>> Start

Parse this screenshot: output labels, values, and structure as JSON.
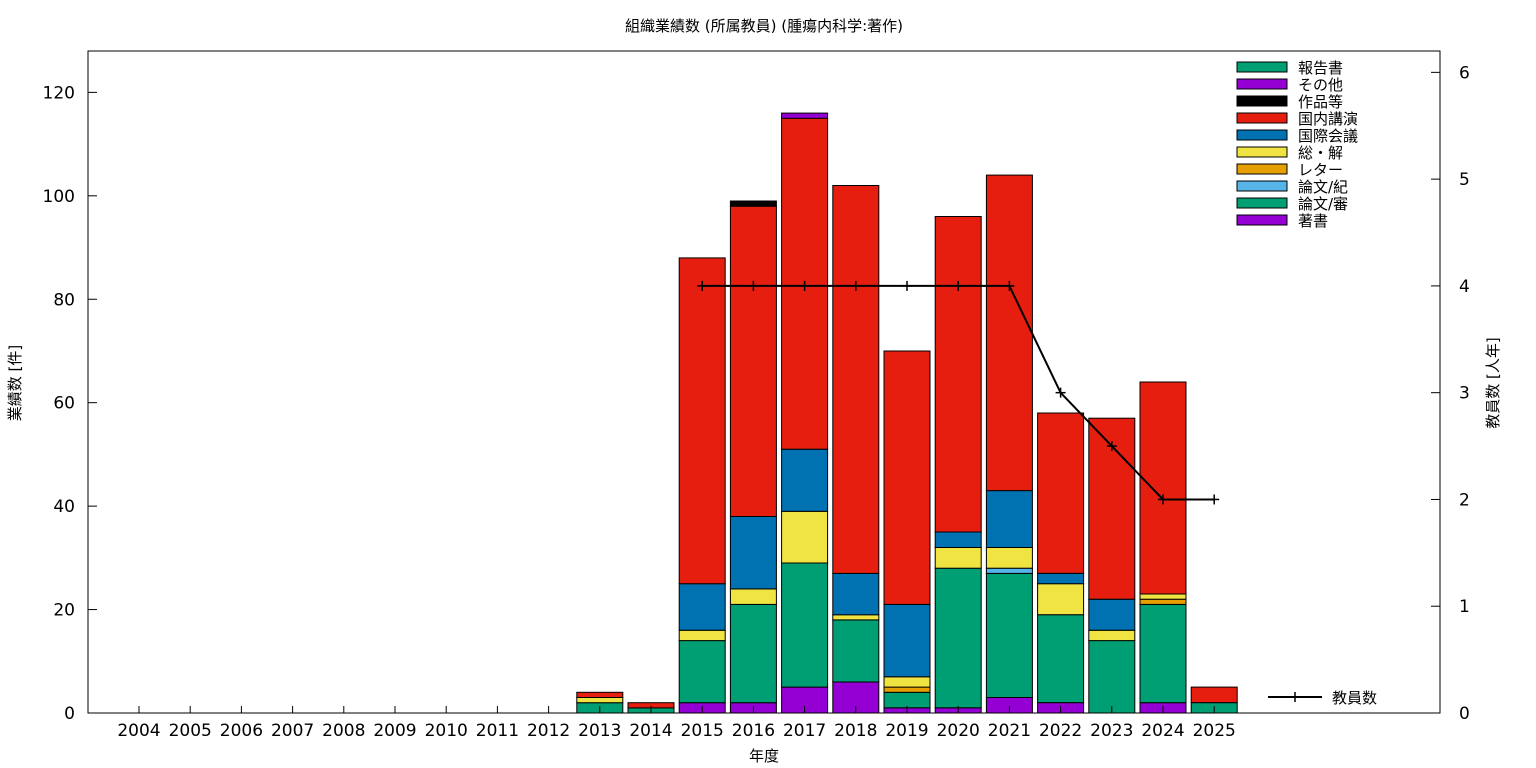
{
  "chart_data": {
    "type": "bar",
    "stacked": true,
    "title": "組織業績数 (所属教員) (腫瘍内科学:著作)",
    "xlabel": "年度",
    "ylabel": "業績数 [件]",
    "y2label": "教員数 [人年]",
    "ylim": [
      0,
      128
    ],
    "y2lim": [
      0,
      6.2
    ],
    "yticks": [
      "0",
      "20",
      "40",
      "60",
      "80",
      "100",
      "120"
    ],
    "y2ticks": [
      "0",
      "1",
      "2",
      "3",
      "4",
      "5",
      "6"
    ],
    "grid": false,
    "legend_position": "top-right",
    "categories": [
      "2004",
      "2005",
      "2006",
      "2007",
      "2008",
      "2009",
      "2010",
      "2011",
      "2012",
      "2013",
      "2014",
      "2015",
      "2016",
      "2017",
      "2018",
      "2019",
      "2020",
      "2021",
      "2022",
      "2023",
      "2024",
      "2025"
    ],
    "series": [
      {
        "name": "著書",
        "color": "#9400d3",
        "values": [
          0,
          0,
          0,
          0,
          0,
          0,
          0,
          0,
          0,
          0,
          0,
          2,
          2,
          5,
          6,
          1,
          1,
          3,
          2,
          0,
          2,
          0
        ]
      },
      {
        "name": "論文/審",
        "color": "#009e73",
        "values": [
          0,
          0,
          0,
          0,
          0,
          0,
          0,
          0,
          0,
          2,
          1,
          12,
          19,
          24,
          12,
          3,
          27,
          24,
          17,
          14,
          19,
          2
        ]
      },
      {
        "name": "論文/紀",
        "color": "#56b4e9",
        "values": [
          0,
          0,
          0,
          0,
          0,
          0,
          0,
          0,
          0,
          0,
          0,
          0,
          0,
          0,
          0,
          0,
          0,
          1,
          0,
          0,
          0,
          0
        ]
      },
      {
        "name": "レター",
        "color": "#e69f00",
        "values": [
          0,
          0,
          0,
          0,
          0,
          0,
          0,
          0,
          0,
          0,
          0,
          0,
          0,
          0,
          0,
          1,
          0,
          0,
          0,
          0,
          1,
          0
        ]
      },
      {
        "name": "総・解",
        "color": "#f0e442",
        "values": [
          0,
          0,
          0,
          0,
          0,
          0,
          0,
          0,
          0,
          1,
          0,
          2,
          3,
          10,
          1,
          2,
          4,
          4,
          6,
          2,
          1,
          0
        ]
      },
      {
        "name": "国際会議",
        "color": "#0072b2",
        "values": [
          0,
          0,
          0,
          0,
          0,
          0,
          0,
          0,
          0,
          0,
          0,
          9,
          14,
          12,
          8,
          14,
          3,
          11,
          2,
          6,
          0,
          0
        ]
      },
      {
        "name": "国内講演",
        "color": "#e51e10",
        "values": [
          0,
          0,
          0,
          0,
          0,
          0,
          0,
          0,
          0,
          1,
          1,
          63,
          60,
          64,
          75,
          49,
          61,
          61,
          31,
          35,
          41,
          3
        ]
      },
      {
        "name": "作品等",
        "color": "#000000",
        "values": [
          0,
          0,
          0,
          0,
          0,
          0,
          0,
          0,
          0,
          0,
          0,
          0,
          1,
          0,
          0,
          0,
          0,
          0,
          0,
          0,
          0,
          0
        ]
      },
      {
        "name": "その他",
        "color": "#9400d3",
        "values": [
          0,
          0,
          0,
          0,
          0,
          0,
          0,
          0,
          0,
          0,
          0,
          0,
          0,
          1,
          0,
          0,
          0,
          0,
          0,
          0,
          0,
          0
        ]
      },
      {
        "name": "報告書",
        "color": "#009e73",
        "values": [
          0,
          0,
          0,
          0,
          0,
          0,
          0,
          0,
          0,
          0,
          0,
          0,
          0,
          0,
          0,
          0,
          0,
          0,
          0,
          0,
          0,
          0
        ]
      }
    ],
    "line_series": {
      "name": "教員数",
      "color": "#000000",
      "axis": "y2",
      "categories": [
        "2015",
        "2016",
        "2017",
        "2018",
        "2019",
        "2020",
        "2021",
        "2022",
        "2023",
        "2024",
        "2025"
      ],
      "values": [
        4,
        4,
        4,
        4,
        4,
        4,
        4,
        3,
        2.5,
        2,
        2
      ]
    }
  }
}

>> End

=== EXERCISE PROMPT ===
Lines that include the word "color" are to be extracted from the data above.

=== SOLUTION ===
        "color": "#9400d3",
        "color": "#009e73",
        "color": "#56b4e9",
        "color": "#e69f00",
        "color": "#f0e442",
        "color": "#0072b2",
        "color": "#e51e10",
        "color": "#000000",
        "color": "#9400d3",
        "color": "#009e73",
      "color": "#000000",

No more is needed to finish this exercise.